Across all the lines below, how many contain the string "Температура"? Please reply with the number only.

• MATERIAL
--------------------
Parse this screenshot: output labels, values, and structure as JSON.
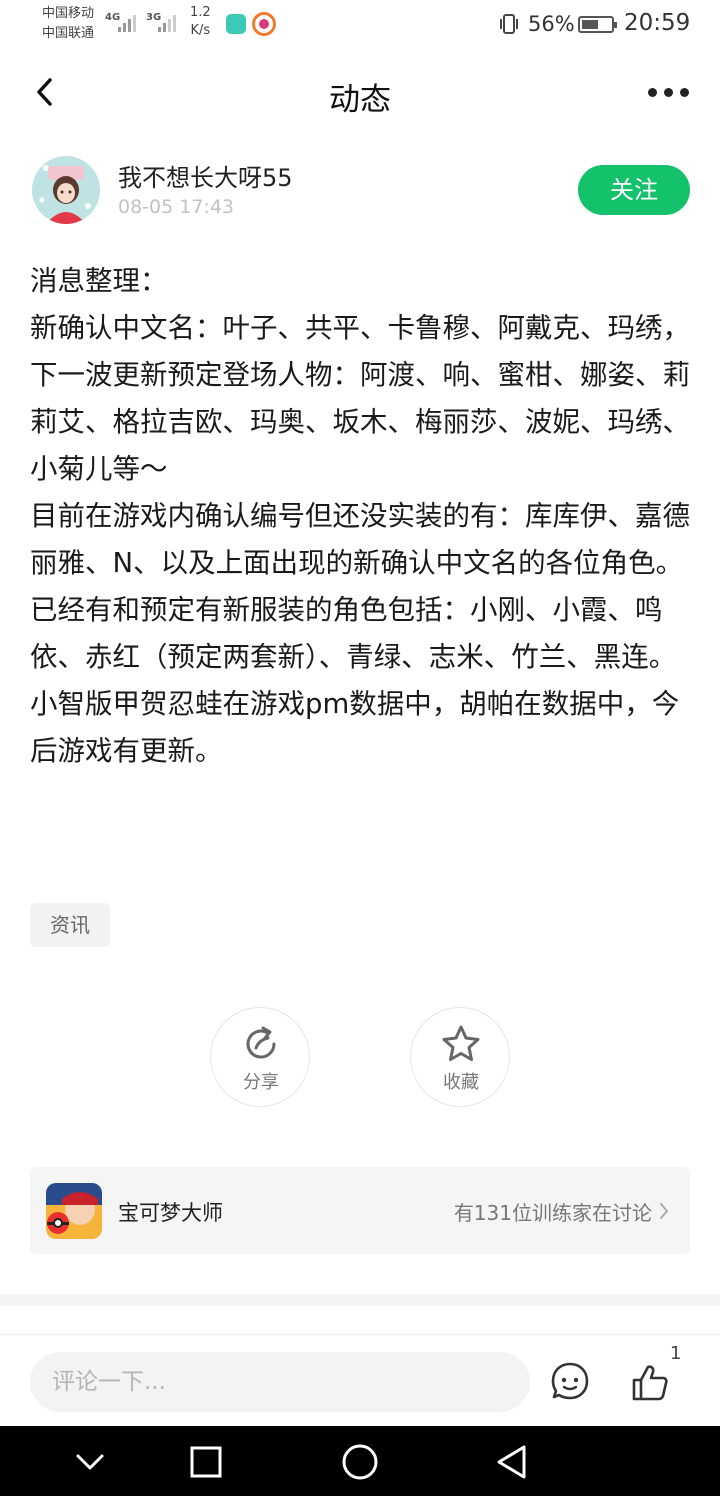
{
  "status_bar": {
    "carrier_1": "中国移动",
    "carrier_2": "中国联通",
    "net_1": "4G",
    "net_2": "3G",
    "speed_value": "1.2",
    "speed_unit": "K/s",
    "battery_percent": "56%",
    "battery_level": 0.56,
    "time": "20:59"
  },
  "header": {
    "title": "动态",
    "back_icon": "chevron-left-icon",
    "more_icon": "more-dots-icon"
  },
  "author": {
    "name": "我不想长大呀55",
    "time": "08-05 17:43",
    "follow_label": "关注"
  },
  "post": {
    "paragraphs": [
      "消息整理：",
      "新确认中文名：叶子、共平、卡鲁穆、阿戴克、玛绣，下一波更新预定登场人物：阿渡、响、蜜柑、娜姿、莉莉艾、格拉吉欧、玛奥、坂木、梅丽莎、波妮、玛绣、小菊儿等～",
      "目前在游戏内确认编号但还没实装的有：库库伊、嘉德丽雅、N、以及上面出现的新确认中文名的各位角色。",
      "已经有和预定有新服装的角色包括：小刚、小霞、鸣依、赤红（预定两套新）、青绿、志米、竹兰、黑连。",
      "小智版甲贺忍蛙在游戏pm数据中，胡帕在数据中，今后游戏有更新。"
    ],
    "tag": "资讯"
  },
  "actions": {
    "share_label": "分享",
    "favorite_label": "收藏"
  },
  "game_card": {
    "name": "宝可梦大师",
    "discussion": "有131位训练家在讨论"
  },
  "comment_bar": {
    "placeholder": "评论一下...",
    "like_count": "1"
  },
  "colors": {
    "accent": "#14c26b",
    "text": "#1a1a1a",
    "muted": "#c2c2c2"
  }
}
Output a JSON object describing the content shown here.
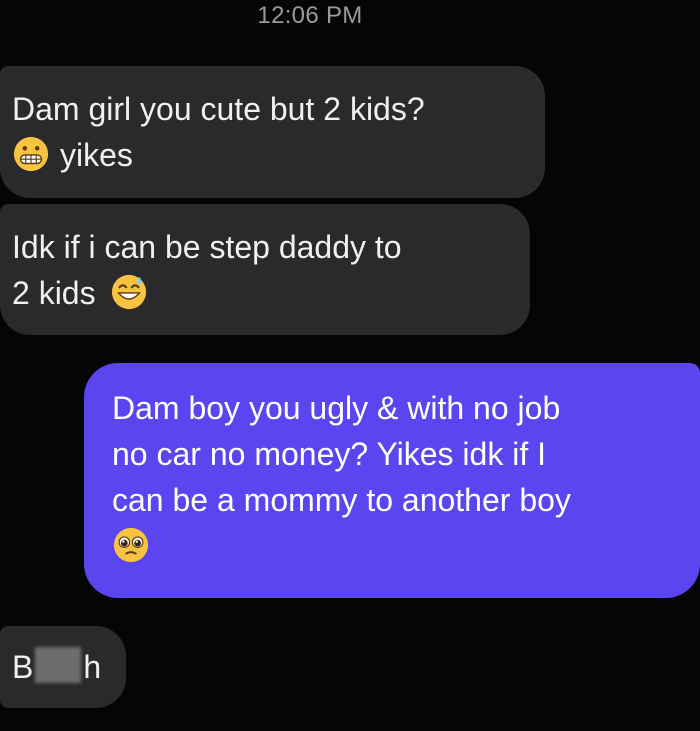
{
  "status_bar": {
    "time": "12:06 PM"
  },
  "messages": [
    {
      "direction": "incoming",
      "line1": "Dam girl you cute but 2 kids?",
      "line2": "yikes",
      "emoji": "grimacing-face-icon"
    },
    {
      "direction": "incoming",
      "line1": "Idk if i can be step daddy to",
      "line2": "2 kids",
      "emoji": "grinning-face-with-sweat-icon"
    },
    {
      "direction": "outgoing",
      "line1": "Dam boy you ugly & with no job",
      "line2": "no car no money? Yikes idk if I",
      "line3": "can be a mommy to another boy",
      "emoji": "pleading-face-icon"
    },
    {
      "direction": "incoming",
      "prefix": "B",
      "suffix": "h",
      "censored": true
    }
  ],
  "colors": {
    "background": "#050505",
    "incoming_bubble": "#2a2a2c",
    "outgoing_bubble": "#5b45f1",
    "timestamp": "#9a9a9a"
  }
}
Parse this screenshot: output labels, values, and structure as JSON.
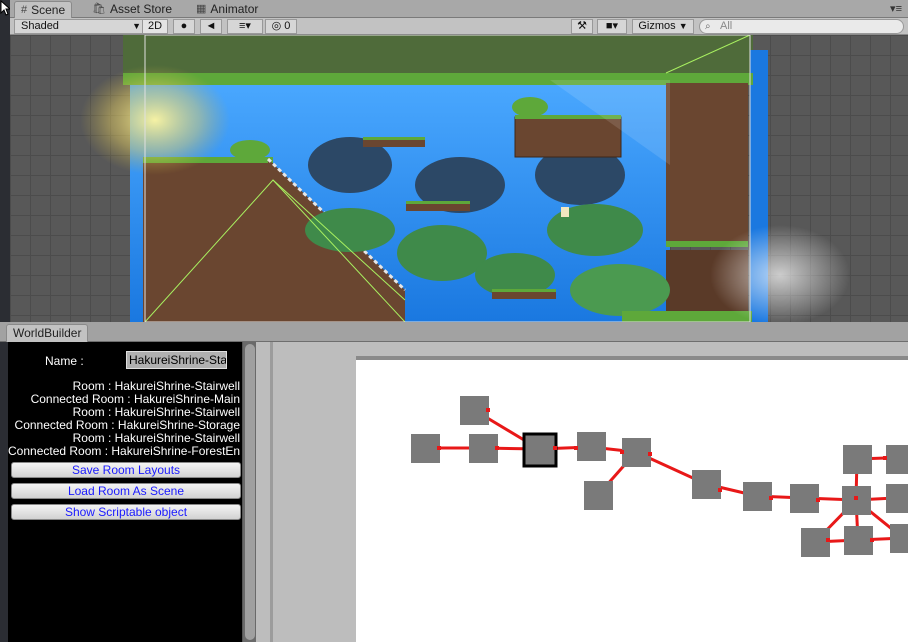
{
  "tabs": [
    {
      "label": "Scene",
      "icon": "grid-icon",
      "active": true
    },
    {
      "label": "Asset Store",
      "icon": "store-icon",
      "active": false
    },
    {
      "label": "Animator",
      "icon": "animator-icon",
      "active": false
    }
  ],
  "toolbar": {
    "shading_mode": "Shaded",
    "mode_2d": "2D",
    "hidden_count": "0",
    "gizmos": "Gizmos",
    "search_placeholder": "All"
  },
  "world_builder": {
    "tab_label": "WorldBuilder",
    "name_label": "Name :",
    "name_value": "HakureiShrine-Stairwell",
    "room_lines": [
      "Room : HakureiShrine-Stairwell",
      "Connected Room : HakureiShrine-Main",
      "Room : HakureiShrine-Stairwell",
      "Connected Room : HakureiShrine-Storage",
      "Room : HakureiShrine-Stairwell",
      "Connected Room : HakureiShrine-ForestEntrance"
    ],
    "buttons": {
      "save": "Save Room Layouts",
      "load": "Load Room As Scene",
      "show": "Show Scriptable object"
    }
  },
  "colors": {
    "node": "#7a7a7a",
    "edge": "#e81818",
    "selected_border": "#000000",
    "sky": "#1f8cf0",
    "grass": "#5ea83a",
    "dirt": "#6a4630"
  }
}
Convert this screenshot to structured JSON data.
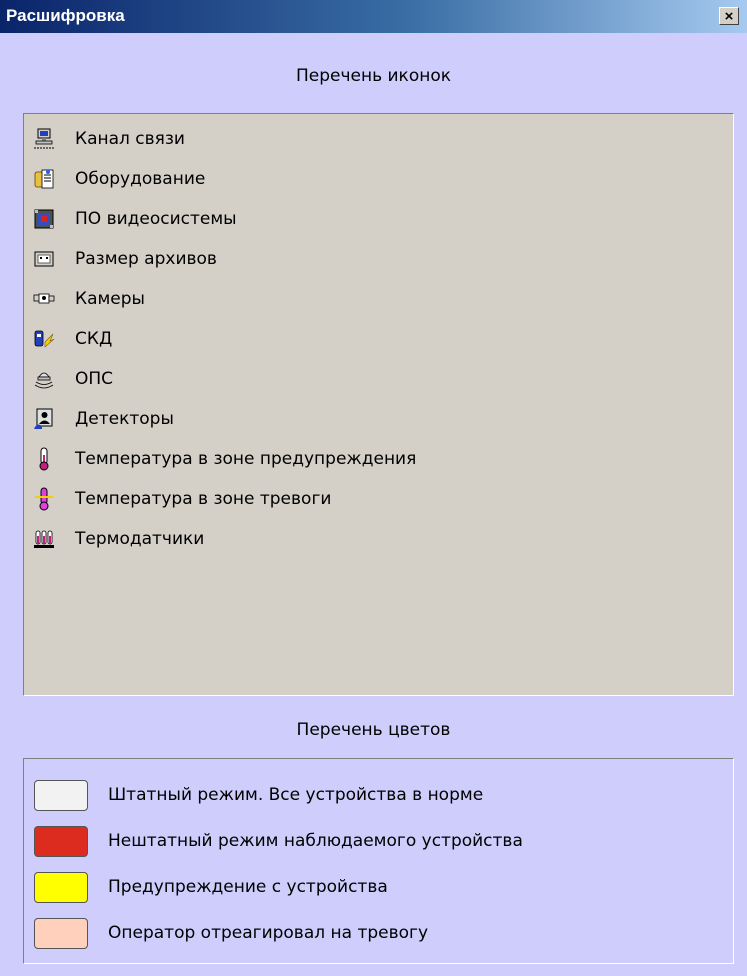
{
  "window": {
    "title": "Расшифровка",
    "close_label": "×"
  },
  "icons_section": {
    "heading": "Перечень иконок",
    "items": [
      {
        "icon": "network-channel-icon",
        "label": "Канал связи"
      },
      {
        "icon": "equipment-icon",
        "label": "Оборудование"
      },
      {
        "icon": "video-software-icon",
        "label": "ПО видеосистемы"
      },
      {
        "icon": "archive-size-icon",
        "label": "Размер архивов"
      },
      {
        "icon": "camera-icon",
        "label": "Камеры"
      },
      {
        "icon": "access-control-icon",
        "label": "СКД"
      },
      {
        "icon": "fire-alarm-icon",
        "label": "ОПС"
      },
      {
        "icon": "detector-icon",
        "label": "Детекторы"
      },
      {
        "icon": "thermometer-warning-icon",
        "label": "Температура в зоне предупреждения"
      },
      {
        "icon": "thermometer-alarm-icon",
        "label": "Температура в зоне тревоги"
      },
      {
        "icon": "thermosensors-icon",
        "label": "Термодатчики"
      }
    ]
  },
  "colors_section": {
    "heading": "Перечень цветов",
    "items": [
      {
        "color": "#f2f2f2",
        "label": "Штатный режим. Все устройства в норме"
      },
      {
        "color": "#dc2c1f",
        "label": "Нештатный режим наблюдаемого устройства"
      },
      {
        "color": "#ffff00",
        "label": "Предупреждение с устройства"
      },
      {
        "color": "#ffd0bc",
        "label": "Оператор отреагировал на тревогу"
      }
    ]
  }
}
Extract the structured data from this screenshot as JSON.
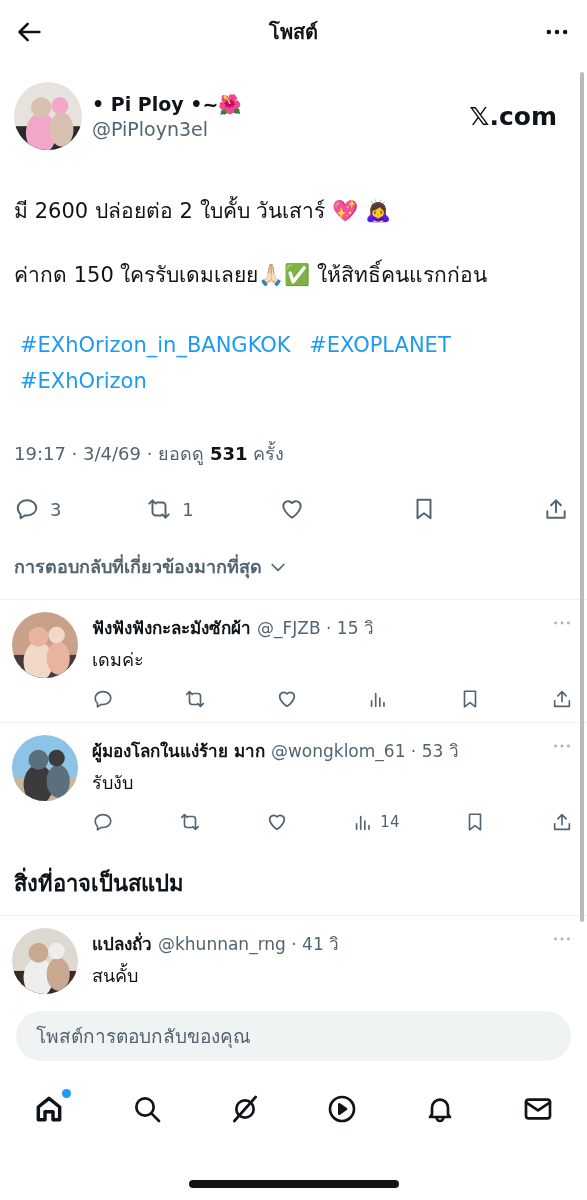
{
  "header": {
    "title": "โพสต์"
  },
  "post": {
    "author": {
      "name": "• Pi Ploy •~🌺",
      "handle": "@PiPloyn3el"
    },
    "source": "𝕏.com",
    "paragraphs": [
      "มี 2600 ปล่อยต่อ 2 ใบคั้บ วันเสาร์ 💖 🙇‍♀️",
      "ค่ากด 150 ใครรับเดมเลยย🙏🏻✅ ให้สิทธิ์คนแรกก่อน"
    ],
    "hashtags": [
      "#EXhOrizon_in_BANGKOK",
      "#EXOPLANET",
      "#EXhOrizon"
    ],
    "meta": "19:17 · 3/4/69 · ยอดดู **531** ครั้ง",
    "actions": [
      {
        "kind": "reply",
        "count": "3"
      },
      {
        "kind": "repost",
        "count": "1"
      },
      {
        "kind": "like"
      },
      {
        "kind": "bookmark"
      },
      {
        "kind": "share"
      }
    ]
  },
  "sort": {
    "label": "การตอบกลับที่เกี่ยวข้องมากที่สุด"
  },
  "replies": [
    {
      "name": "ฟังฟังฟังกะละมังซักผ้า",
      "handle_time": "@_FJZB · 15 วิ",
      "text": "เดมค่ะ"
    },
    {
      "name": "ผู้มองโลกในแง่ร้าย มาก",
      "handle_time": "@wongklom_61 · 53 วิ",
      "text": "รับงับ",
      "views": "14"
    }
  ],
  "spam": {
    "title": "สิ่งที่อาจเป็นสแปม",
    "replies": [
      {
        "name": "แปลงถั่ว",
        "handle_time": "@khunnan_rng · 41 วิ",
        "text": "สนคั้บ"
      }
    ]
  },
  "composer": {
    "placeholder": "โพสต์การตอบกลับของคุณ"
  },
  "tabs": [
    {
      "kind": "home",
      "selected": true,
      "badge": true
    },
    {
      "kind": "search",
      "selected": false,
      "badge": false
    },
    {
      "kind": "grok",
      "selected": false,
      "badge": false
    },
    {
      "kind": "video",
      "selected": false,
      "badge": false
    },
    {
      "kind": "notifications",
      "selected": false,
      "badge": false
    },
    {
      "kind": "messages",
      "selected": false,
      "badge": false
    }
  ]
}
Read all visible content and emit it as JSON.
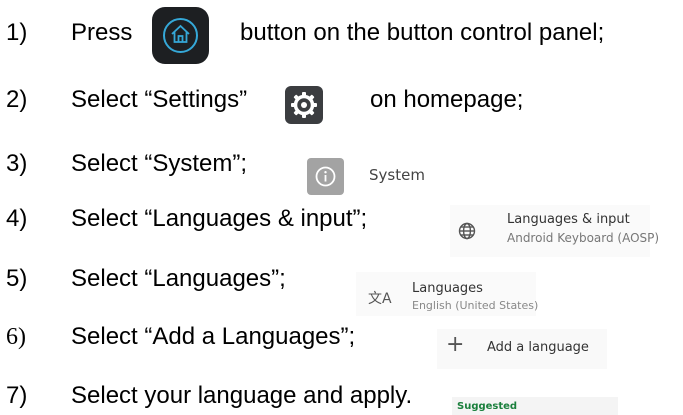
{
  "steps": [
    {
      "num": "1)",
      "text": "Press",
      "text_after": "button on the button control panel;"
    },
    {
      "num": "2)",
      "text": "Select “Settings”",
      "text_after": "on homepage;"
    },
    {
      "num": "3)",
      "text": "Select “System”;"
    },
    {
      "num": "4)",
      "text": "Select “Languages & input”;"
    },
    {
      "num": "5)",
      "text": "Select “Languages”;"
    },
    {
      "num": "6)",
      "text": "Select “Add a Languages”;"
    },
    {
      "num": "7)",
      "text": "Select your language and apply."
    }
  ],
  "screens": {
    "system": {
      "label": "System",
      "icon": "info-icon"
    },
    "languages_input": {
      "title": "Languages & input",
      "subtitle": "Android Keyboard (AOSP)",
      "icon": "globe-icon"
    },
    "languages": {
      "title": "Languages",
      "subtitle": "English (United States)",
      "icon": "translate-icon",
      "glyph": "文A"
    },
    "add_language": {
      "label": "Add a language",
      "icon": "plus-icon",
      "glyph": "+"
    },
    "suggested": {
      "label": "Suggested"
    }
  },
  "icons": {
    "home_button": "home-icon",
    "settings": "gear-icon"
  },
  "colors": {
    "home_accent": "#35a8d8",
    "suggested": "#1a7f3c"
  }
}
--------------------
• REPLY
2